DO THIS -> Count the lines below that include the word "true" and write that number alone.
↓↓↓
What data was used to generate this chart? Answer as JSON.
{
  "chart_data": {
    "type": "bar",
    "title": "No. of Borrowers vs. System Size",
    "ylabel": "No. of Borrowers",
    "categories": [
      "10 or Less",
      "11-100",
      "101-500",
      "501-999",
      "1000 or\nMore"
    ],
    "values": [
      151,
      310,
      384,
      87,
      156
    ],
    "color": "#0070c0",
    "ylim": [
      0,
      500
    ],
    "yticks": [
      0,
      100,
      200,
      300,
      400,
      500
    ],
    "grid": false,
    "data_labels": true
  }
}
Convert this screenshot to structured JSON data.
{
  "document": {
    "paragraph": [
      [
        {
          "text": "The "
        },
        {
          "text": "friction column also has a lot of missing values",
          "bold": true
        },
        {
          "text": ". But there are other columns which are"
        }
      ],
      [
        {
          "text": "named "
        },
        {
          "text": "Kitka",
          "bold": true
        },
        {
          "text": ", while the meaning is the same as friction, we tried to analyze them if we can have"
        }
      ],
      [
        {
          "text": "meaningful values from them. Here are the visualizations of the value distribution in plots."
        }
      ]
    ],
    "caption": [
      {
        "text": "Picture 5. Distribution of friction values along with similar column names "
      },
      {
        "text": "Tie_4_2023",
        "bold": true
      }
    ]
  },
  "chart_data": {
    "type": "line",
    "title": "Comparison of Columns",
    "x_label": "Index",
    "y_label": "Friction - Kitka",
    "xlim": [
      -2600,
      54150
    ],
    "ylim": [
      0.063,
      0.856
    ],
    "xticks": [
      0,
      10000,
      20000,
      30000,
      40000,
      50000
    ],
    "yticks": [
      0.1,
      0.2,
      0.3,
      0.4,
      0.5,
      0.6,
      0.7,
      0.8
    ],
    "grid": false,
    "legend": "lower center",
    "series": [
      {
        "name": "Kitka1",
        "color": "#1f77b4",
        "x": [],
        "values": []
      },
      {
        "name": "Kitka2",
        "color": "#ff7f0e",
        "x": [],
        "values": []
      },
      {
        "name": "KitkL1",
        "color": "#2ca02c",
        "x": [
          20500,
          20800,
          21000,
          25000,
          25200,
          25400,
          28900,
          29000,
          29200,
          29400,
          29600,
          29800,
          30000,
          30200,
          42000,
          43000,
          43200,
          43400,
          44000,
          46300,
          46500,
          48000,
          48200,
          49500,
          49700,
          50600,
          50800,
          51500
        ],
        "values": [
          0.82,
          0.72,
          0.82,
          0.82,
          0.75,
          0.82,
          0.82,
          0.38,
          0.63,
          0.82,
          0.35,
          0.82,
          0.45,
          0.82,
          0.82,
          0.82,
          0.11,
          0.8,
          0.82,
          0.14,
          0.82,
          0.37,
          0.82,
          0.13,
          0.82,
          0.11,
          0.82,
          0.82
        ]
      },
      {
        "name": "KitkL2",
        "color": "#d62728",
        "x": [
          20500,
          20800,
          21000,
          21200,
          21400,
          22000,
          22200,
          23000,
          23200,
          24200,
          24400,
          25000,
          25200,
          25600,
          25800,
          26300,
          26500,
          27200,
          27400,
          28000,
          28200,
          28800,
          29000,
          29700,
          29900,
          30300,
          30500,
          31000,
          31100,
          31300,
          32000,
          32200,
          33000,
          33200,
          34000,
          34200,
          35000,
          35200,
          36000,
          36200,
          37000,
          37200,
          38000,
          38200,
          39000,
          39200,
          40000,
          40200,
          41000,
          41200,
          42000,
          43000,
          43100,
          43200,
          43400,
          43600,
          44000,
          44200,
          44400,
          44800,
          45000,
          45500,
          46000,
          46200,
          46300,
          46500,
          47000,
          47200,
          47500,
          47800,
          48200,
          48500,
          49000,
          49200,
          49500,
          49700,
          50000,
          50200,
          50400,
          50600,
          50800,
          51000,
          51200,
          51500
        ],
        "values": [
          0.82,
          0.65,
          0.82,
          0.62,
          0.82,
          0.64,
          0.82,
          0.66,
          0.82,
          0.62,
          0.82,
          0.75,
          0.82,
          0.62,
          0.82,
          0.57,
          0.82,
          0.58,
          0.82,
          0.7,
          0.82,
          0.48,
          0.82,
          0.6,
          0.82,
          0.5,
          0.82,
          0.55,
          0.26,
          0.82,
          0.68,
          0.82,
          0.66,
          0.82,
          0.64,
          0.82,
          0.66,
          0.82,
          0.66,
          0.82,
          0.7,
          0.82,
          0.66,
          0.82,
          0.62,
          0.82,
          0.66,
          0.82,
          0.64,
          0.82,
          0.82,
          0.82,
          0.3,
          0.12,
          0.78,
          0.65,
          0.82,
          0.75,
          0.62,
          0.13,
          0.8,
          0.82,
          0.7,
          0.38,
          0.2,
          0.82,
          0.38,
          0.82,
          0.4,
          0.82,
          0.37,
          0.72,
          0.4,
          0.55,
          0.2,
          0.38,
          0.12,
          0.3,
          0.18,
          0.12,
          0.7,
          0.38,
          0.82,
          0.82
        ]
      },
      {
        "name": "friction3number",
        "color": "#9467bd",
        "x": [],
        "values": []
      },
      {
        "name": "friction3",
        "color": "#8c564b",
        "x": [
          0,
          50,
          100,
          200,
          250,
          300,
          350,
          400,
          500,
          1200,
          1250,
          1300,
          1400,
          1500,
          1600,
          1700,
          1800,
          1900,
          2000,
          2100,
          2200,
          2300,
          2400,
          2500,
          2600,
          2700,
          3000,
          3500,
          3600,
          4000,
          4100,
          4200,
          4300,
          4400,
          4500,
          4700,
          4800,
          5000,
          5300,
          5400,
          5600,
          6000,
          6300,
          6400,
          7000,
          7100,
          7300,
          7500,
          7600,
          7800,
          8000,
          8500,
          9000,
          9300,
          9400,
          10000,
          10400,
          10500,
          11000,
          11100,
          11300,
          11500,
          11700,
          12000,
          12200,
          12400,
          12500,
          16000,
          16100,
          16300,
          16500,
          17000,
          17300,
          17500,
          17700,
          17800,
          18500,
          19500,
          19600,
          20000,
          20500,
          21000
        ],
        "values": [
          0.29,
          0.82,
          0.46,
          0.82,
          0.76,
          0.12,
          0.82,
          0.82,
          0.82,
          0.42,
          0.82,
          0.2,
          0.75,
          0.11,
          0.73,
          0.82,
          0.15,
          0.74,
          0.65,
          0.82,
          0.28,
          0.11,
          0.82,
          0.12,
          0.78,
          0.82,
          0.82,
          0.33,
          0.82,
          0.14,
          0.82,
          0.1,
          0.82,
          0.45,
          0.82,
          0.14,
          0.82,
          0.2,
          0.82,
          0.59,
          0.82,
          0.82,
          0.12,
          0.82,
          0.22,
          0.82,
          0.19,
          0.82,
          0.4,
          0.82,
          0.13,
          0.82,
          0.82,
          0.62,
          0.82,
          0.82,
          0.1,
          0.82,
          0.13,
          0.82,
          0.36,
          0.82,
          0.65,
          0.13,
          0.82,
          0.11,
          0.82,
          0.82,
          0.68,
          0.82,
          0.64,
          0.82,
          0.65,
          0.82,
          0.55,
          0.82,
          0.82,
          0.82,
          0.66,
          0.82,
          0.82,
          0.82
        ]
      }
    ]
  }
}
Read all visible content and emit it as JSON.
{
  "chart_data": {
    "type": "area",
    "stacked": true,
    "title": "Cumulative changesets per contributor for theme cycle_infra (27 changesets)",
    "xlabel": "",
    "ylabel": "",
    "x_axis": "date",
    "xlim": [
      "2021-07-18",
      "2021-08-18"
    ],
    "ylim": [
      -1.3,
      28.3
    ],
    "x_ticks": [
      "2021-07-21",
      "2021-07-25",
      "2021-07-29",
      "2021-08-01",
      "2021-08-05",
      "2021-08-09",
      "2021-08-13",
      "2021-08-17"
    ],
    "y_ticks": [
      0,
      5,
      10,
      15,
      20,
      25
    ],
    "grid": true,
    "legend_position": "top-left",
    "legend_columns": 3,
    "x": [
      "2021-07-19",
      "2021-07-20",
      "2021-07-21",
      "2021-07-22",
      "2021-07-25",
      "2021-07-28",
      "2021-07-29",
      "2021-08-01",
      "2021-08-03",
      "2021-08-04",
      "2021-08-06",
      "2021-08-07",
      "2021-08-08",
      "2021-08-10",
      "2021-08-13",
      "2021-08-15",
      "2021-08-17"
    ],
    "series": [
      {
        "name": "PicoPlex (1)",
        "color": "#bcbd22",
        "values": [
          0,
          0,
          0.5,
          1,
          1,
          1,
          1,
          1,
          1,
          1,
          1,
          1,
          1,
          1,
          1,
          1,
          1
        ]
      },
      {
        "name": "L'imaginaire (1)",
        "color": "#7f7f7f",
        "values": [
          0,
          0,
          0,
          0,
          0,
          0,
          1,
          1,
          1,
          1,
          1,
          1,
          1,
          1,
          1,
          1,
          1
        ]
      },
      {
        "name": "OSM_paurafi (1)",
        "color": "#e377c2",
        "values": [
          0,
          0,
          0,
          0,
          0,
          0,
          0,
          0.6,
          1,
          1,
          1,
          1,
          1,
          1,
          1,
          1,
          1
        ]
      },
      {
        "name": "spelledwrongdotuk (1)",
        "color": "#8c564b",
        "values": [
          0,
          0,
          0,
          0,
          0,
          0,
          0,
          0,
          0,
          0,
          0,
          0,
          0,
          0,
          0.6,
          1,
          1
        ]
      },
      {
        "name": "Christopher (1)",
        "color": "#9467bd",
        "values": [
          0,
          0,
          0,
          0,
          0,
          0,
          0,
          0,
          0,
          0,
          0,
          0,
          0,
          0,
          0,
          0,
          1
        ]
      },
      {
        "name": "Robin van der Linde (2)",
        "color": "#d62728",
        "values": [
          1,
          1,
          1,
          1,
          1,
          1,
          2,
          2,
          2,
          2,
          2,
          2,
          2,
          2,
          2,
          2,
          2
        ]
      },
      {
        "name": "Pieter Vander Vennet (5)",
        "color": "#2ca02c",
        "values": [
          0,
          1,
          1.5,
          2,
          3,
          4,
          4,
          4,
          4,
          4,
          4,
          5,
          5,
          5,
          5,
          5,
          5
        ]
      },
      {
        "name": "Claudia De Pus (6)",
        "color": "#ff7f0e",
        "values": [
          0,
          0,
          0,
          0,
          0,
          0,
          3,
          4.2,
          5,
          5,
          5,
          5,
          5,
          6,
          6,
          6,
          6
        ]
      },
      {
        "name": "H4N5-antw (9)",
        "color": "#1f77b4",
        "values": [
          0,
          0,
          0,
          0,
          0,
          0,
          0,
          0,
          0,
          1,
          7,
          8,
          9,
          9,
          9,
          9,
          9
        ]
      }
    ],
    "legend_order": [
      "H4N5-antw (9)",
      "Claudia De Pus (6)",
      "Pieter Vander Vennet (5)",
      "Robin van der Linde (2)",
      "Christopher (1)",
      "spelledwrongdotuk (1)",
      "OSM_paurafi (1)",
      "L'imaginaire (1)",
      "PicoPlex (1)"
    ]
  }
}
↑↑↑
THE RESPONSE -> 6